--- BEGIN ---

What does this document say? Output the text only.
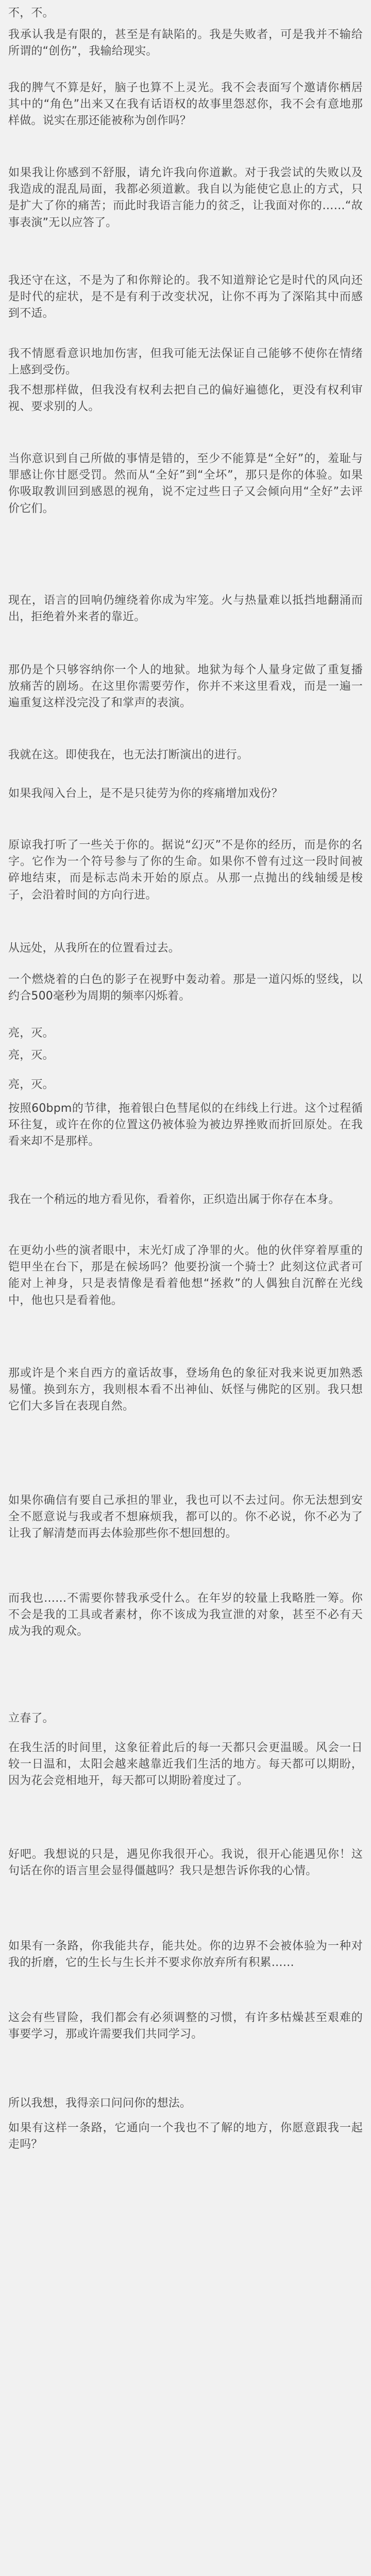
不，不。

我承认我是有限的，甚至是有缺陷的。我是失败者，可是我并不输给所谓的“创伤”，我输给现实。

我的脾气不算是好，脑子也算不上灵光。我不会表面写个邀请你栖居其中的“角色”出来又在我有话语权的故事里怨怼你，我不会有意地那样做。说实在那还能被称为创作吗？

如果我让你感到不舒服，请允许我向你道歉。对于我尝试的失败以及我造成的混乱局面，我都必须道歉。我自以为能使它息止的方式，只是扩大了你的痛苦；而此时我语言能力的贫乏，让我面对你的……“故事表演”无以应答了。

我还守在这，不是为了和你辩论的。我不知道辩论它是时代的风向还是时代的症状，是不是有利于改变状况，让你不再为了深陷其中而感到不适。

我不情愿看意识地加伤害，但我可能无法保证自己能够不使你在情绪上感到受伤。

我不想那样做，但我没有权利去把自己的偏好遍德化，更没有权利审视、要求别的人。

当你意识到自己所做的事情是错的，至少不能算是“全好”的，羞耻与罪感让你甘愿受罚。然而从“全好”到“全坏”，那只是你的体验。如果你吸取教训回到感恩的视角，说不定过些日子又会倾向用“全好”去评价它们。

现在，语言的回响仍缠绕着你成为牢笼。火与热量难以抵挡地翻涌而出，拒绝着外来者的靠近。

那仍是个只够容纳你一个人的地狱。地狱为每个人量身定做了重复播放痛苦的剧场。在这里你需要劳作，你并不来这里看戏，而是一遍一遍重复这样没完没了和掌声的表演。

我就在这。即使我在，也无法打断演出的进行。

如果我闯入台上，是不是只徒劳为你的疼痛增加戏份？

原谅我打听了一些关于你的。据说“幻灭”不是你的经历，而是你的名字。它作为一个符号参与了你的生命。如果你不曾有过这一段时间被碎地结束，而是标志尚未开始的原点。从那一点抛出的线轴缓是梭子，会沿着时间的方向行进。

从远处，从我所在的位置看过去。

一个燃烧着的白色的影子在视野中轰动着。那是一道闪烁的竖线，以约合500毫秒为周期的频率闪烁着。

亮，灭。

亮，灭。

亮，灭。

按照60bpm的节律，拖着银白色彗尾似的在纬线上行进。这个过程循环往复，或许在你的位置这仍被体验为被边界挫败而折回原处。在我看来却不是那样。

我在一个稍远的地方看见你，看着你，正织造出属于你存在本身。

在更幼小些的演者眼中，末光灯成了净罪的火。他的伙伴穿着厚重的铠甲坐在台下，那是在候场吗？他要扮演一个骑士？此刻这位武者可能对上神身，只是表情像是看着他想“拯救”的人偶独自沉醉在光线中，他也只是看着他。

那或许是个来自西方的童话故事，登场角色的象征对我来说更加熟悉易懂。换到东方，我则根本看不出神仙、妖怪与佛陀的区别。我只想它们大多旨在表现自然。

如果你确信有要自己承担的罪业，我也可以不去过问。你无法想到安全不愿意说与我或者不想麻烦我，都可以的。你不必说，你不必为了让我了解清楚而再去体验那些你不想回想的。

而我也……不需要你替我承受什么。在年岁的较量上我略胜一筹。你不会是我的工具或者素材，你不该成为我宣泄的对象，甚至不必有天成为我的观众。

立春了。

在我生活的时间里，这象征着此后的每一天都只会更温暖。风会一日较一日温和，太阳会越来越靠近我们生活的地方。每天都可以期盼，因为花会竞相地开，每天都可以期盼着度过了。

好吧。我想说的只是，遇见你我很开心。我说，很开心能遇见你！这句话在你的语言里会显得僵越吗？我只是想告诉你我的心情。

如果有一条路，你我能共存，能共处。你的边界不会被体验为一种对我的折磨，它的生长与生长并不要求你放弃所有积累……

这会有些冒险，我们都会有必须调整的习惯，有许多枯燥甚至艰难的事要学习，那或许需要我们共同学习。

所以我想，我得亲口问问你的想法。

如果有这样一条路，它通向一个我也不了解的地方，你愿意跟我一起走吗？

--- END ---
--- BEGIN ---

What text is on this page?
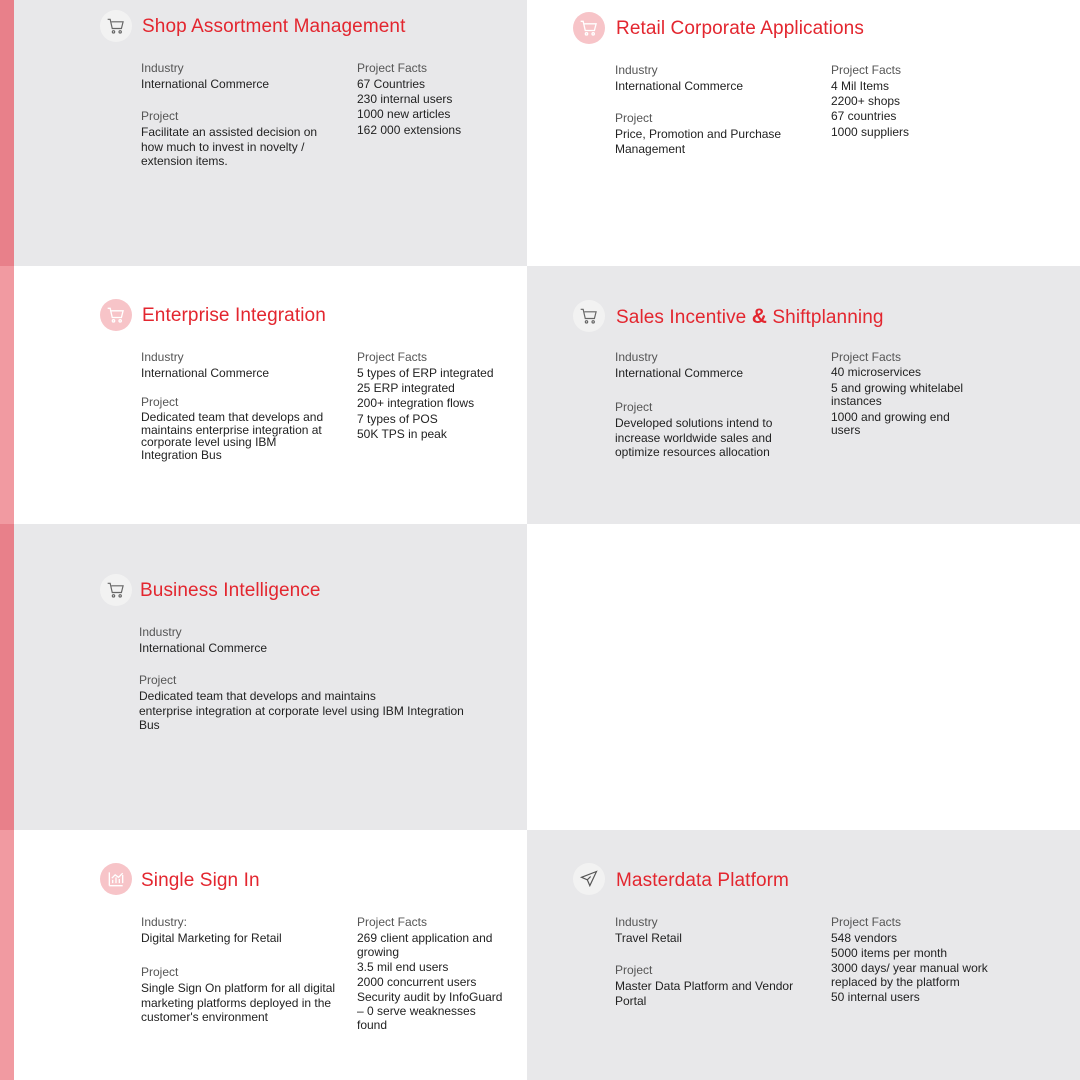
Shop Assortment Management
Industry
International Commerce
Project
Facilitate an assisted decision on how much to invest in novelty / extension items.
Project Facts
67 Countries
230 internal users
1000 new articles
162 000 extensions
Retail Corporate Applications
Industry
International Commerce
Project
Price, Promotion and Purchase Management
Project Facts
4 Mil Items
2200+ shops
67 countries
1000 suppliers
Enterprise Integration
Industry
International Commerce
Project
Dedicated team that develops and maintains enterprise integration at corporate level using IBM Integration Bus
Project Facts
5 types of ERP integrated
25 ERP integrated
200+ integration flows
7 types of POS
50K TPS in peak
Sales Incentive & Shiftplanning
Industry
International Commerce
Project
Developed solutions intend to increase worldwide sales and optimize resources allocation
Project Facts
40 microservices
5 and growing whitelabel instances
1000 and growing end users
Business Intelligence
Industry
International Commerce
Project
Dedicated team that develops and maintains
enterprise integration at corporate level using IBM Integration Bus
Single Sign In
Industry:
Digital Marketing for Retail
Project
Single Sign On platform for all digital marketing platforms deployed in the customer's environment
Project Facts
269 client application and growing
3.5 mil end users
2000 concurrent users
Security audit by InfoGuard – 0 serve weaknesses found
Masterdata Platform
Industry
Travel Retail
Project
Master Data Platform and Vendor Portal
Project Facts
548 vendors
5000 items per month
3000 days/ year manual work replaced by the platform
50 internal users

--- END ---

In the data above, tally the lines holding "users" and answer with the figure only.

■ **COMPLETE ANSWER**
5